-- start of Supplied material --
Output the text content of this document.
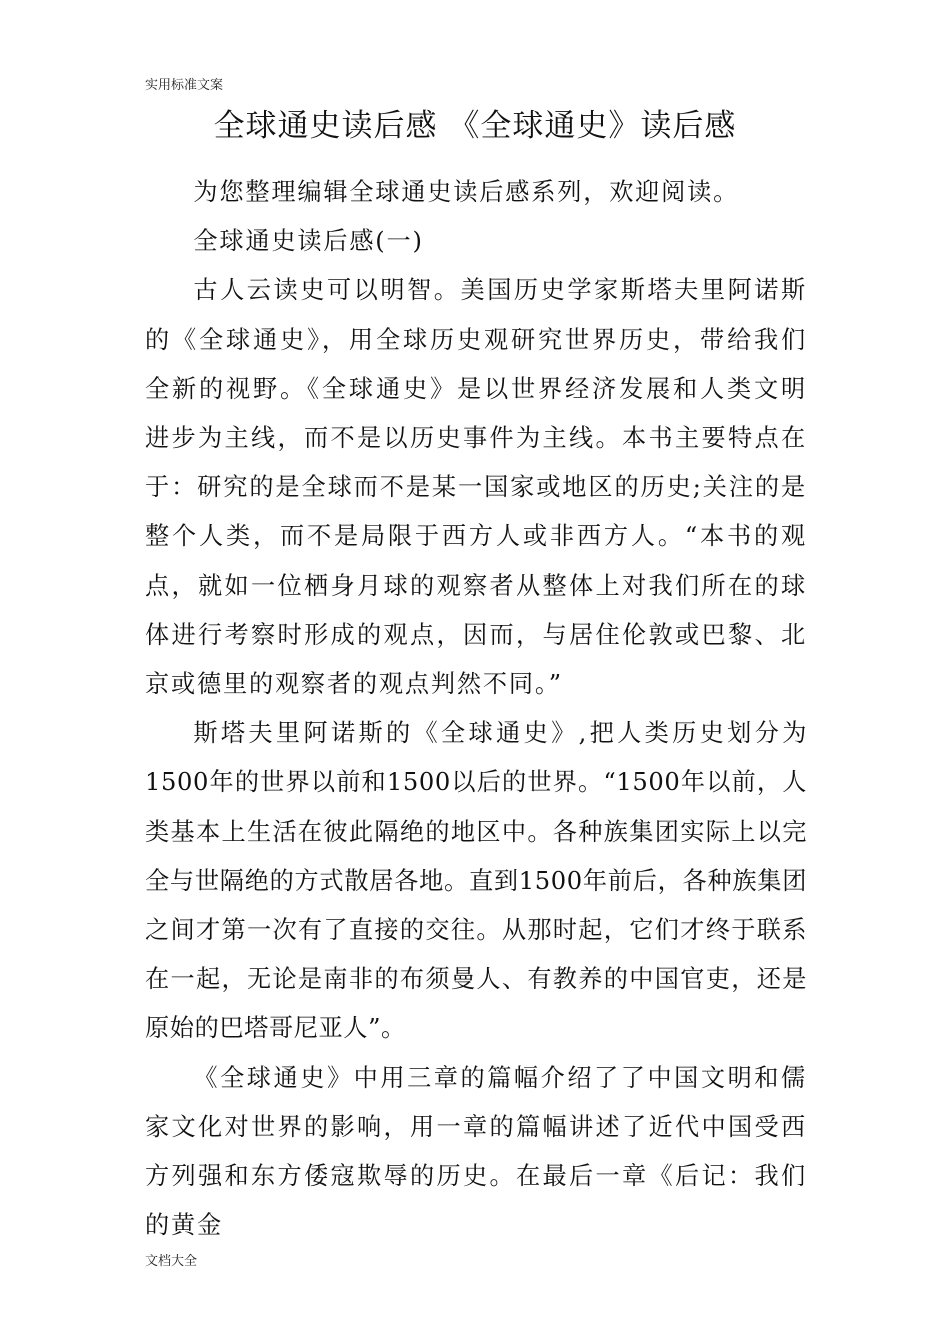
实用标准文案
全球通史读后感 《全球通史》读后感

为您整理编辑全球通史读后感系列，欢迎阅读。

全球通史读后感(一)

古人云读史可以明智。美国历史学家斯塔夫里阿诺斯的《全球通史》，用全球历史观研究世界历史，带给我们全新的视野。《全球通史》是以世界经济发展和人类文明进步为主线，而不是以历史事件为主线。本书主要特点在于：研究的是全球而不是某一国家或地区的历史;关注的是整个人类，而不是局限于西方人或非西方人。“本书的观点，就如一位栖身月球的观察者从整体上对我们所在的球体进行考察时形成的观点，因而，与居住伦敦或巴黎、北京或德里的观察者的观点判然不同。”

斯塔夫里阿诺斯的《全球通史》,把人类历史划分为1500年的世界以前和1500以后的世界。“1500年以前，人类基本上生活在彼此隔绝的地区中。各种族集团实际上以完全与世隔绝的方式散居各地。直到1500年前后，各种族集团之间才第一次有了直接的交往。从那时起，它们才终于联系在一起，无论是南非的布须曼人、有教养的中国官吏，还是原始的巴塔哥尼亚人”。

《全球通史》中用三章的篇幅介绍了了中国文明和儒家文化对世界的影响，用一章的篇幅讲述了近代中国受西方列强和东方倭寇欺辱的历史。在最后一章《后记：我们的黄金

文档大全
-- end of Supplied material --
## Written problem:
Leave the pictures out and write out every entry exactly as given.

## Answer:
Output the text content of this document.
实用标准文案
全球通史读后感 《全球通史》读后感

为您整理编辑全球通史读后感系列，欢迎阅读。

全球通史读后感(一)

古人云读史可以明智。美国历史学家斯塔夫里阿诺斯的《全球通史》，用全球历史观研究世界历史，带给我们全新的视野。《全球通史》是以世界经济发展和人类文明进步为主线，而不是以历史事件为主线。本书主要特点在于：研究的是全球而不是某一国家或地区的历史;关注的是整个人类，而不是局限于西方人或非西方人。“本书的观点，就如一位栖身月球的观察者从整体上对我们所在的球体进行考察时形成的观点，因而，与居住伦敦或巴黎、北京或德里的观察者的观点判然不同。”

斯塔夫里阿诺斯的《全球通史》,把人类历史划分为1500年的世界以前和1500以后的世界。“1500年以前，人类基本上生活在彼此隔绝的地区中。各种族集团实际上以完全与世隔绝的方式散居各地。直到1500年前后，各种族集团之间才第一次有了直接的交往。从那时起，它们才终于联系在一起，无论是南非的布须曼人、有教养的中国官吏，还是原始的巴塔哥尼亚人”。

《全球通史》中用三章的篇幅介绍了了中国文明和儒家文化对世界的影响，用一章的篇幅讲述了近代中国受西方列强和东方倭寇欺辱的历史。在最后一章《后记：我们的黄金

文档大全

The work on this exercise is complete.